| Short problem |
Reproduce all entries precisely, down to the last character.

---

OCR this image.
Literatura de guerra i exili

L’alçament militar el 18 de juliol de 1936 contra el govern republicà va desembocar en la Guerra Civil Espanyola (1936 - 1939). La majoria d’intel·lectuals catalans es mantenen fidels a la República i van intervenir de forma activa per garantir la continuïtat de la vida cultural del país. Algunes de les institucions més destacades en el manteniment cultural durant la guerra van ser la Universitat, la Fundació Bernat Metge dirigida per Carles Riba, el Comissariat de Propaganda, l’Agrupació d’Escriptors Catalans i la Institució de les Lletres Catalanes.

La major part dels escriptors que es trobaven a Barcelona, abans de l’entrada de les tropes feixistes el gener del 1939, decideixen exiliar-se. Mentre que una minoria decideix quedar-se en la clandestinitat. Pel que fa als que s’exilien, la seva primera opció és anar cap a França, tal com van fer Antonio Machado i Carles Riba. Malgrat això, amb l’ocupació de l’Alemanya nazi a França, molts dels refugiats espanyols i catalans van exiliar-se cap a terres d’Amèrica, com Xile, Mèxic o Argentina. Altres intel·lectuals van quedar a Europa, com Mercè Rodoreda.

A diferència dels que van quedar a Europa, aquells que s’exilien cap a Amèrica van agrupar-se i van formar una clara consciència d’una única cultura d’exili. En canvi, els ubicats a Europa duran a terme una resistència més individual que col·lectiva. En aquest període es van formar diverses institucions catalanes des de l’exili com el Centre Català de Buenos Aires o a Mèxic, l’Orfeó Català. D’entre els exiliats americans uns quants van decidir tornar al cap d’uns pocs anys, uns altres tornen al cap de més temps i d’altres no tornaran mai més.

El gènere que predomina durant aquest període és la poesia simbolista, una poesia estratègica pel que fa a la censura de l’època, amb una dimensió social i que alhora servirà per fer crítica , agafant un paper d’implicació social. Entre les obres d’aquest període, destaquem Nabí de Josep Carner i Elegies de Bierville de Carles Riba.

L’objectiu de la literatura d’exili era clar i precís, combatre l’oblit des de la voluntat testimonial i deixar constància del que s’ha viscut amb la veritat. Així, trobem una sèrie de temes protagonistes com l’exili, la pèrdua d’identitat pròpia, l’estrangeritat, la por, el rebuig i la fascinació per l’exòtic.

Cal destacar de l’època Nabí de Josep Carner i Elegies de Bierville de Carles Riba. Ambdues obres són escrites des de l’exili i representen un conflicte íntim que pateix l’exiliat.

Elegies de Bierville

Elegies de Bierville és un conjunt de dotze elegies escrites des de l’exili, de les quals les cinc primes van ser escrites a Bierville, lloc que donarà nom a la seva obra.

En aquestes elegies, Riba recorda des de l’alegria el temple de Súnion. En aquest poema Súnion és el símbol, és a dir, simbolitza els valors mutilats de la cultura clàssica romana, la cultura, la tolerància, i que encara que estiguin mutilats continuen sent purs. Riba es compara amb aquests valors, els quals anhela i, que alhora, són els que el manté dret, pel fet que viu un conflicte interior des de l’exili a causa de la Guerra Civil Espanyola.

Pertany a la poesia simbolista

---

| Task solution |
OCR this image.
Literatura de guerra i exili

L’alçament militar el 18 de juliol de 1936 contra el govern republicà va desembocar en la Guerra Civil Espanyola (1936 - 1939). La majoria d’intel·lectuals catalans es mantenen fidels a la República i van intervenir de forma activa per garantir la continuïtat de la vida cultural del país. Algunes de les institucions més destacades en el manteniment cultural durant la guerra van ser la Universitat, la Fundació Bernat Metge dirigida per Carles Riba, el Comissariat de Propaganda, l’Agrupació d’Escriptors Catalans i la Institució de les Lletres Catalanes.

La major part dels escriptors que es trobaven a Barcelona, abans de l’entrada de les tropes feixistes el gener del 1939, decideixen exiliar-se. Mentre que una minoria decideix quedar-se en la clandestinitat. Pel que fa als que s’exilien, la seva primera opció és anar cap a França, tal com van fer Antonio Machado i Carles Riba. Malgrat això, amb l’ocupació de l’Alemanya nazi a França, molts dels refugiats espanyols i catalans van exiliar-se cap a terres d’Amèrica, com Xile, Mèxic o Argentina. Altres intel·lectuals van quedar a Europa, com Mercè Rodoreda.

A diferència dels que van quedar a Europa, aquells que s’exilien cap a Amèrica van agrupar-se i van formar una clara consciència d’una única cultura d’exili. En canvi, els ubicats a Europa duran a terme una resistència més individual que col·lectiva. En aquest període es van formar diverses institucions catalanes des de l’exili com el Centre Català de Buenos Aires o a Mèxic, l’Orfeó Català. D’entre els exiliats americans uns quants van decidir tornar al cap d’uns pocs anys, uns altres tornen al cap de més temps i d’altres no tornaran mai més.

El gènere que predomina durant aquest període és la poesia simbolista, una poesia estratègica pel que fa a la censura de l’època, amb una dimensió social i que alhora servirà per fer crítica , agafant un paper d’implicació social. Entre les obres d’aquest període, destaquem Nabí de Josep Carner i Elegies de Bierville de Carles Riba.

L’objectiu de la literatura d’exili era clar i precís, combatre l’oblit des de la voluntat testimonial i deixar constància del que s’ha viscut amb la veritat. Així, trobem una sèrie de temes protagonistes com l’exili, la pèrdua d’identitat pròpia, l’estrangeritat, la por, el rebuig i la fascinació per l’exòtic.

Cal destacar de l’època Nabí de Josep Carner i Elegies de Bierville de Carles Riba. Ambdues obres són escrites des de l’exili i representen un conflicte íntim que pateix l’exiliat.

Elegies de Bierville

Elegies de Bierville és un conjunt de dotze elegies escrites des de l’exili, de les quals les cinc primes van ser escrites a Bierville, lloc que donarà nom a la seva obra.

En aquestes elegies, Riba recorda des de l’alegria el temple de Súnion. En aquest poema Súnion és el símbol, és a dir, simbolitza els valors mutilats de la cultura clàssica romana, la cultura, la tolerància, i que encara que estiguin mutilats continuen sent purs. Riba es compara amb aquests valors, els quals anhela i, que alhora, són els que el manté dret, pel fet que viu un conflicte interior des de l’exili a causa de la Guerra Civil Espanyola.

Pertany a la poesia simbolista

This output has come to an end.